• _Set problem_
Everything in the listing should be restated word for word.
____________
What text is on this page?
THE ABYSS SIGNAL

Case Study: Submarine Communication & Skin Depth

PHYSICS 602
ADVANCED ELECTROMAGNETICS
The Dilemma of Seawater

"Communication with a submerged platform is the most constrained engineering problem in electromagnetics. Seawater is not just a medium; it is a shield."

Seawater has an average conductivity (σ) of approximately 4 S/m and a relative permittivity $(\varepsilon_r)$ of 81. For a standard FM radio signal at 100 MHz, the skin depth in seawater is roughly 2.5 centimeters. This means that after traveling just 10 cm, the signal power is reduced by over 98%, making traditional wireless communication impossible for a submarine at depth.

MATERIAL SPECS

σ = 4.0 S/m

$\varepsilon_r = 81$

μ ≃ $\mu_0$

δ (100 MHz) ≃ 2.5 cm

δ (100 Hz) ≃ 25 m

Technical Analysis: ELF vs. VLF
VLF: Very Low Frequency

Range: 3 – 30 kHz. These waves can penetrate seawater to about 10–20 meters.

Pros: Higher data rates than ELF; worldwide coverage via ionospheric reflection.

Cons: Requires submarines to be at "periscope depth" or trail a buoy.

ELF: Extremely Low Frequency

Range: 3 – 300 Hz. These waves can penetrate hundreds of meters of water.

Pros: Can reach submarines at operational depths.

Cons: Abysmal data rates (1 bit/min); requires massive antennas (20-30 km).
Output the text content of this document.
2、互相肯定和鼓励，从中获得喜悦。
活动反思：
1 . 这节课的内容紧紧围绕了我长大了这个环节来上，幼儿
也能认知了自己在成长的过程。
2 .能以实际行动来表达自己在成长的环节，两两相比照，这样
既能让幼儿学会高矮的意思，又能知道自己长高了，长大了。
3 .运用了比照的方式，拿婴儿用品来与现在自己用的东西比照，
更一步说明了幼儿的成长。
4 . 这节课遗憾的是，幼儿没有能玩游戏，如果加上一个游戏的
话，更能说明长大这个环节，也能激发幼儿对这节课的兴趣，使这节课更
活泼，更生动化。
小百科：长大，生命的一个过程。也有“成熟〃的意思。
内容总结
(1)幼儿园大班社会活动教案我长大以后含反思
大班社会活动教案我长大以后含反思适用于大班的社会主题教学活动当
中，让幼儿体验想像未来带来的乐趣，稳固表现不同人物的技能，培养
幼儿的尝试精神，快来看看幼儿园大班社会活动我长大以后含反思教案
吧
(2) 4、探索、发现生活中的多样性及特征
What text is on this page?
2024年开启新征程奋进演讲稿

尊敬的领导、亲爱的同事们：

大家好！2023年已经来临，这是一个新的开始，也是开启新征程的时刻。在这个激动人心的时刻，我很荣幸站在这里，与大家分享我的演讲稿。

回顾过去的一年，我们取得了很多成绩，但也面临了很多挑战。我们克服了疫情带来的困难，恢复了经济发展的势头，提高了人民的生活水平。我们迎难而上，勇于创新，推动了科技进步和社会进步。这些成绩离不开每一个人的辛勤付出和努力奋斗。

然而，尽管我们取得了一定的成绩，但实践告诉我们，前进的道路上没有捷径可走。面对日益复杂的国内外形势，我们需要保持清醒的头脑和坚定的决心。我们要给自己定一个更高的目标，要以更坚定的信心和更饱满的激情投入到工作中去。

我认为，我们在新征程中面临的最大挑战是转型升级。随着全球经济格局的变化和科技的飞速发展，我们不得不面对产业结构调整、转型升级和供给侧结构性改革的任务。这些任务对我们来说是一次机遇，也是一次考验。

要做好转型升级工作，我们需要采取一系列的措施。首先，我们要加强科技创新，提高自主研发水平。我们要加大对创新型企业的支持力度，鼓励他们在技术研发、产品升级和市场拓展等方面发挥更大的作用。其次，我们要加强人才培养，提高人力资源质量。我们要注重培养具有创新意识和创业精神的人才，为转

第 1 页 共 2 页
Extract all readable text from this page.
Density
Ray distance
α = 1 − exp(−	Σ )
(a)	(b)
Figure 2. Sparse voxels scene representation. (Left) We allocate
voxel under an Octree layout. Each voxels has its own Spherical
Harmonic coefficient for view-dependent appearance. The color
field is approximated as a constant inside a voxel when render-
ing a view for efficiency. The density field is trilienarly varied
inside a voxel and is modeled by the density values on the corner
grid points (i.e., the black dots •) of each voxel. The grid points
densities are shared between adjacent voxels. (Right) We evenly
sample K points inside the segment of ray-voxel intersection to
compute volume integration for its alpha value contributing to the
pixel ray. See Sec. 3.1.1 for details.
____________
• _Expected answer_
What text is on this page?
THE ABYSS SIGNAL

Case Study: Submarine Communication & Skin Depth

PHYSICS 602
ADVANCED ELECTROMAGNETICS
The Dilemma of Seawater

"Communication with a submerged platform is the most constrained engineering problem in electromagnetics. Seawater is not just a medium; it is a shield."

Seawater has an average conductivity (σ) of approximately 4 S/m and a relative permittivity $(\varepsilon_r)$ of 81. For a standard FM radio signal at 100 MHz, the skin depth in seawater is roughly 2.5 centimeters. This means that after traveling just 10 cm, the signal power is reduced by over 98%, making traditional wireless communication impossible for a submarine at depth.

MATERIAL SPECS

σ = 4.0 S/m

$\varepsilon_r = 81$

μ ≃ $\mu_0$

δ (100 MHz) ≃ 2.5 cm

δ (100 Hz) ≃ 25 m

Technical Analysis: ELF vs. VLF
VLF: Very Low Frequency

Range: 3 – 30 kHz. These waves can penetrate seawater to about 10–20 meters.

Pros: Higher data rates than ELF; worldwide coverage via ionospheric reflection.

Cons: Requires submarines to be at "periscope depth" or trail a buoy.

ELF: Extremely Low Frequency

Range: 3 – 300 Hz. These waves can penetrate hundreds of meters of water.

Pros: Can reach submarines at operational depths.

Cons: Abysmal data rates (1 bit/min); requires massive antennas (20-30 km).
Output the text content of this document.
2、互相肯定和鼓励，从中获得喜悦。
活动反思：
1 . 这节课的内容紧紧围绕了我长大了这个环节来上，幼儿
也能认知了自己在成长的过程。
2 .能以实际行动来表达自己在成长的环节，两两相比照，这样
既能让幼儿学会高矮的意思，又能知道自己长高了，长大了。
3 .运用了比照的方式，拿婴儿用品来与现在自己用的东西比照，
更一步说明了幼儿的成长。
4 . 这节课遗憾的是，幼儿没有能玩游戏，如果加上一个游戏的
话，更能说明长大这个环节，也能激发幼儿对这节课的兴趣，使这节课更
活泼，更生动化。
小百科：长大，生命的一个过程。也有“成熟〃的意思。
内容总结
(1)幼儿园大班社会活动教案我长大以后含反思
大班社会活动教案我长大以后含反思适用于大班的社会主题教学活动当
中，让幼儿体验想像未来带来的乐趣，稳固表现不同人物的技能，培养
幼儿的尝试精神，快来看看幼儿园大班社会活动我长大以后含反思教案
吧
(2) 4、探索、发现生活中的多样性及特征
What text is on this page?
2024年开启新征程奋进演讲稿

尊敬的领导、亲爱的同事们：

大家好！2023年已经来临，这是一个新的开始，也是开启新征程的时刻。在这个激动人心的时刻，我很荣幸站在这里，与大家分享我的演讲稿。

回顾过去的一年，我们取得了很多成绩，但也面临了很多挑战。我们克服了疫情带来的困难，恢复了经济发展的势头，提高了人民的生活水平。我们迎难而上，勇于创新，推动了科技进步和社会进步。这些成绩离不开每一个人的辛勤付出和努力奋斗。

然而，尽管我们取得了一定的成绩，但实践告诉我们，前进的道路上没有捷径可走。面对日益复杂的国内外形势，我们需要保持清醒的头脑和坚定的决心。我们要给自己定一个更高的目标，要以更坚定的信心和更饱满的激情投入到工作中去。

我认为，我们在新征程中面临的最大挑战是转型升级。随着全球经济格局的变化和科技的飞速发展，我们不得不面对产业结构调整、转型升级和供给侧结构性改革的任务。这些任务对我们来说是一次机遇，也是一次考验。

要做好转型升级工作，我们需要采取一系列的措施。首先，我们要加强科技创新，提高自主研发水平。我们要加大对创新型企业的支持力度，鼓励他们在技术研发、产品升级和市场拓展等方面发挥更大的作用。其次，我们要加强人才培养，提高人力资源质量。我们要注重培养具有创新意识和创业精神的人才，为转

第 1 页 共 2 页
Extract all readable text from this page.
Density
Ray distance
α = 1 − exp(−	Σ )
(a)	(b)
Figure 2. Sparse voxels scene representation. (Left) We allocate
voxel under an Octree layout. Each voxels has its own Spherical
Harmonic coefficient for view-dependent appearance. The color
field is approximated as a constant inside a voxel when render-
ing a view for efficiency. The density field is trilienarly varied
inside a voxel and is modeled by the density values on the corner
grid points (i.e., the black dots •) of each voxel. The grid points
densities are shared between adjacent voxels. (Right) We evenly
sample K points inside the segment of ray-voxel intersection to
compute volume integration for its alpha value contributing to the
pixel ray. See Sec. 3.1.1 for details.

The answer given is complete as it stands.